[start Dataset records]

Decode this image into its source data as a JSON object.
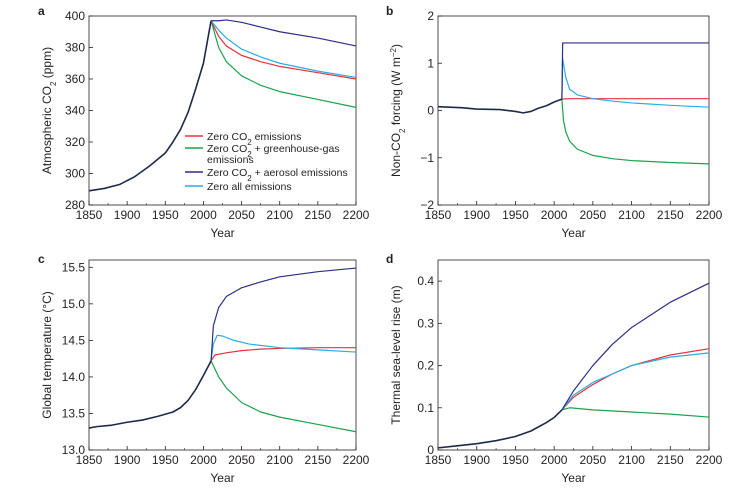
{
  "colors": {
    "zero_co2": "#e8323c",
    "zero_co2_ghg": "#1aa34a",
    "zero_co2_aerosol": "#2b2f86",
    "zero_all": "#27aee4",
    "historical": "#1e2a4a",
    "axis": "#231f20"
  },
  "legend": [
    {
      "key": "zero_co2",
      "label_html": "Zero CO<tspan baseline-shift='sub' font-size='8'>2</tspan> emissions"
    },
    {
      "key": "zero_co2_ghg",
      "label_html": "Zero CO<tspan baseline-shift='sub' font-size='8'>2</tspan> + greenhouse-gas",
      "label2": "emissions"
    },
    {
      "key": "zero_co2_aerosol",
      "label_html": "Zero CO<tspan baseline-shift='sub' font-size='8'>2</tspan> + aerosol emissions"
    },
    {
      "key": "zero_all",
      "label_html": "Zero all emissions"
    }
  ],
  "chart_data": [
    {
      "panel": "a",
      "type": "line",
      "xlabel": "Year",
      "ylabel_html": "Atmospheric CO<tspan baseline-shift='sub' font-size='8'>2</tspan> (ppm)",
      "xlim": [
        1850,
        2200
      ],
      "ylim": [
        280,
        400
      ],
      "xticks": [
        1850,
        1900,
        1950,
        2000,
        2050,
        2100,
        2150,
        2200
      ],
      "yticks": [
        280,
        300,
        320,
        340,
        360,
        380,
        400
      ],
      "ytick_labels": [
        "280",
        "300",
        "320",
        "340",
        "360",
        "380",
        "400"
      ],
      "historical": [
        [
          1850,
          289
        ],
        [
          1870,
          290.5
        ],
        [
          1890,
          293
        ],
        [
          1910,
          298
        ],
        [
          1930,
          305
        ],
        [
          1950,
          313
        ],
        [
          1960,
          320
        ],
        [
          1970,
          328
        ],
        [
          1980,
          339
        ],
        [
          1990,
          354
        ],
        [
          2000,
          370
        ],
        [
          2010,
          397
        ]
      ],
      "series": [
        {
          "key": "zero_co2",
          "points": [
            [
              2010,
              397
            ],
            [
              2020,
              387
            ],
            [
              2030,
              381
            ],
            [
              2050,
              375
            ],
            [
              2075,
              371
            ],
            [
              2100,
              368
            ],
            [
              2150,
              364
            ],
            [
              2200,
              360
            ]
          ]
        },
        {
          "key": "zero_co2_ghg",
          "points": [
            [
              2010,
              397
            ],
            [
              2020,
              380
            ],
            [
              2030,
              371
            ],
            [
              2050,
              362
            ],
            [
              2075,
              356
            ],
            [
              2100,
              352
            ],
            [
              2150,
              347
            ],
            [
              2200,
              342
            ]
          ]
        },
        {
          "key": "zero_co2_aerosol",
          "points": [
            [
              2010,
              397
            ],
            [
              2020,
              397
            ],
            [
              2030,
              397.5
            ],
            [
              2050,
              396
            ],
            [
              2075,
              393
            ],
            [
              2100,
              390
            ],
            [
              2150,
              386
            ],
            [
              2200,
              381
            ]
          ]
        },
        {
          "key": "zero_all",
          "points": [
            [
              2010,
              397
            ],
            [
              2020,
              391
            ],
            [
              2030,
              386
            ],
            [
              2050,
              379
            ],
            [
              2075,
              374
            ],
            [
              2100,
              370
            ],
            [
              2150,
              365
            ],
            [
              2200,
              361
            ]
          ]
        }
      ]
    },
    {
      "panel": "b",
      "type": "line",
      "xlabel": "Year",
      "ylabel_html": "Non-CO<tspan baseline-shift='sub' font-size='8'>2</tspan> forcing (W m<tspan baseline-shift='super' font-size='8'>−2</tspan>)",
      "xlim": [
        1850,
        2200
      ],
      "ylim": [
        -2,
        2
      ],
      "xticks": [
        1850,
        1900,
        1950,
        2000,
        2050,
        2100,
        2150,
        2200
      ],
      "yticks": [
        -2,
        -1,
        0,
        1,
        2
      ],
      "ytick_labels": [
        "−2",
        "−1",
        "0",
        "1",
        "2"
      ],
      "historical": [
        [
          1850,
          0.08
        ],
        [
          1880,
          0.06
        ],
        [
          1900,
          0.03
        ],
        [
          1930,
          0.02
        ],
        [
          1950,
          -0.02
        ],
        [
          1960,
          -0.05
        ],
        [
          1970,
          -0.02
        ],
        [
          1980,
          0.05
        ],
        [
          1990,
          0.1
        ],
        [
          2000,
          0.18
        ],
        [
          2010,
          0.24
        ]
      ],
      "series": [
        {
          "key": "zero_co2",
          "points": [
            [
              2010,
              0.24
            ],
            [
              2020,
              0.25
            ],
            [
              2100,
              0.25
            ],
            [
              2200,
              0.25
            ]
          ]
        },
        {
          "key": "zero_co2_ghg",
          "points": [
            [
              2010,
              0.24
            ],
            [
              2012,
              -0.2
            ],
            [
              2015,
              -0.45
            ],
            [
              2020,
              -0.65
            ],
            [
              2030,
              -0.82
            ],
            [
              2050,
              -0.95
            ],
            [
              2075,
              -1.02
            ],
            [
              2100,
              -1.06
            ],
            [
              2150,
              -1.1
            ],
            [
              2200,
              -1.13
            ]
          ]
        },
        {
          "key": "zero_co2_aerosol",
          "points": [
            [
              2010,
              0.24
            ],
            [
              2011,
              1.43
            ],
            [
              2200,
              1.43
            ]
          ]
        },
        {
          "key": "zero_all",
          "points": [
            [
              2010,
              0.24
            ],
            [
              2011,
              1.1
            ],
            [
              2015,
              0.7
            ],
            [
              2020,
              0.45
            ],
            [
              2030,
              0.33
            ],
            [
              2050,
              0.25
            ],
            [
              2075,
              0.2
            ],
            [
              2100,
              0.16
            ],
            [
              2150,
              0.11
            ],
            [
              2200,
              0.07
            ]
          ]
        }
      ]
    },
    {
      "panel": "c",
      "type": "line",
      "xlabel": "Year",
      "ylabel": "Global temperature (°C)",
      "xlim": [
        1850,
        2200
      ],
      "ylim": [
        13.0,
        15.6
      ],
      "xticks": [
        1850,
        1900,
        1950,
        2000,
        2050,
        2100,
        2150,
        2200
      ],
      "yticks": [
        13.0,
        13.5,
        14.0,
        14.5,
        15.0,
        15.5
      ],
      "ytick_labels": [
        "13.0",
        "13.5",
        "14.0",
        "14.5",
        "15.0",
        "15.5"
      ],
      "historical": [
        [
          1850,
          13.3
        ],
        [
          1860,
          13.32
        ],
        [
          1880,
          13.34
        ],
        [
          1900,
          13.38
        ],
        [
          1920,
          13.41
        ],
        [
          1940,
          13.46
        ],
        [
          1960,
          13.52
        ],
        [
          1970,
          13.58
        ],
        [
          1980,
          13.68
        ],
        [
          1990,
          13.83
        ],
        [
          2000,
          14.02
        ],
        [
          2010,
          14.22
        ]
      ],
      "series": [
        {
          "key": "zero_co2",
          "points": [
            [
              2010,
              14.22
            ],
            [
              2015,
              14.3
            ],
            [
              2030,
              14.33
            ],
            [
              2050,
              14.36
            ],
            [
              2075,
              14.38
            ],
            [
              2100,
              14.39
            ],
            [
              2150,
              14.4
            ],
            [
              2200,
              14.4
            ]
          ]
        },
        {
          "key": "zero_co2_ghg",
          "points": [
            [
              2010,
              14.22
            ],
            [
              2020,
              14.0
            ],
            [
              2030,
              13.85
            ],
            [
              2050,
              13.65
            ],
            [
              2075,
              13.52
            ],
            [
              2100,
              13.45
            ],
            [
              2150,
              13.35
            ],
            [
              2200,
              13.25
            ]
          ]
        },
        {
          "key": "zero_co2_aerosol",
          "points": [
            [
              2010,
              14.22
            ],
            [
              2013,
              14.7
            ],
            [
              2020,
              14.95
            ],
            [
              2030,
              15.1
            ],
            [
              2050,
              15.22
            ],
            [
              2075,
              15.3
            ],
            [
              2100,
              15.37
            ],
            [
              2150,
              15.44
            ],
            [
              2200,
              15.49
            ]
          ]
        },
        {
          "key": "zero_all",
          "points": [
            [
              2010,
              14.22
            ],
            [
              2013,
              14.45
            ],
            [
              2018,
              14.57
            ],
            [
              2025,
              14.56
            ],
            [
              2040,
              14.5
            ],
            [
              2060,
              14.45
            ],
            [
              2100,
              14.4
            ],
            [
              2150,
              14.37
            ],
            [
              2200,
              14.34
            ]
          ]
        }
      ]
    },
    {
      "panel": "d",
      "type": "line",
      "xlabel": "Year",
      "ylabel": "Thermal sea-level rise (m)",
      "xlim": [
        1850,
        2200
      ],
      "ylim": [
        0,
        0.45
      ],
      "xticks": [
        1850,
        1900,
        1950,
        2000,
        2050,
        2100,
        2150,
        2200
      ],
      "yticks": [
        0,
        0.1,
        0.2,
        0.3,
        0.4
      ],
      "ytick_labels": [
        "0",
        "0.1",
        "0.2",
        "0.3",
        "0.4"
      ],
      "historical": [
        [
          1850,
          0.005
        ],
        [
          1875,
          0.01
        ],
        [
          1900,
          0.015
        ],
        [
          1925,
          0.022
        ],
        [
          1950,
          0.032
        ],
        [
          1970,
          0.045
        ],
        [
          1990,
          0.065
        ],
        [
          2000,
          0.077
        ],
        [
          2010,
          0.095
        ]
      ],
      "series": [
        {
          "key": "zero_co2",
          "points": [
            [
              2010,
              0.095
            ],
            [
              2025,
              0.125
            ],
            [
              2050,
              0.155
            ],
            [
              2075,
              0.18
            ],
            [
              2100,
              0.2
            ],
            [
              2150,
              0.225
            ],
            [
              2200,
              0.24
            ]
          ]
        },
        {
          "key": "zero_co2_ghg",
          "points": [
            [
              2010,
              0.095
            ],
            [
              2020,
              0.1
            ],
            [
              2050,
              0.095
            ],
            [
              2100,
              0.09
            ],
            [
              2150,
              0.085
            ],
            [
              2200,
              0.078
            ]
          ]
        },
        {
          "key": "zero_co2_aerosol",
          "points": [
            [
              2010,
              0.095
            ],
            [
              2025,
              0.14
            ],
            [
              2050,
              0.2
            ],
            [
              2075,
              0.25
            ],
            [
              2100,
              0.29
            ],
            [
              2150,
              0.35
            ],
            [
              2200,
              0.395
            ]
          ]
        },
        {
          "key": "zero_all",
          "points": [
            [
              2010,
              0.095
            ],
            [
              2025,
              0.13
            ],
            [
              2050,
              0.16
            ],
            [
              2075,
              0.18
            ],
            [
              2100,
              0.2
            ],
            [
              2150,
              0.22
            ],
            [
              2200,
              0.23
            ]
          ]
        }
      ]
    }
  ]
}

[end Dataset records]

=== Written request ===
Using the records above, copy every line that has the word "shift" in it.

=== Solution for this problem ===
      "label_html": "Zero CO<tspan baseline-shift='sub' font-size='8'>2</tspan> emissions"
      "label_html": "Zero CO<tspan baseline-shift='sub' font-size='8'>2</tspan> + greenhouse-gas",
      "label_html": "Zero CO<tspan baseline-shift='sub' font-size='8'>2</tspan> + aerosol emissions"
      "ylabel_html": "Atmospheric CO<tspan baseline-shift='sub' font-size='8'>2</tspan> (ppm)",
      "ylabel_html": "Non-CO<tspan baseline-shift='sub' font-size='8'>2</tspan> forcing (W m<tspan baseline-shift='super' font-size='8'>−2</tspan>)",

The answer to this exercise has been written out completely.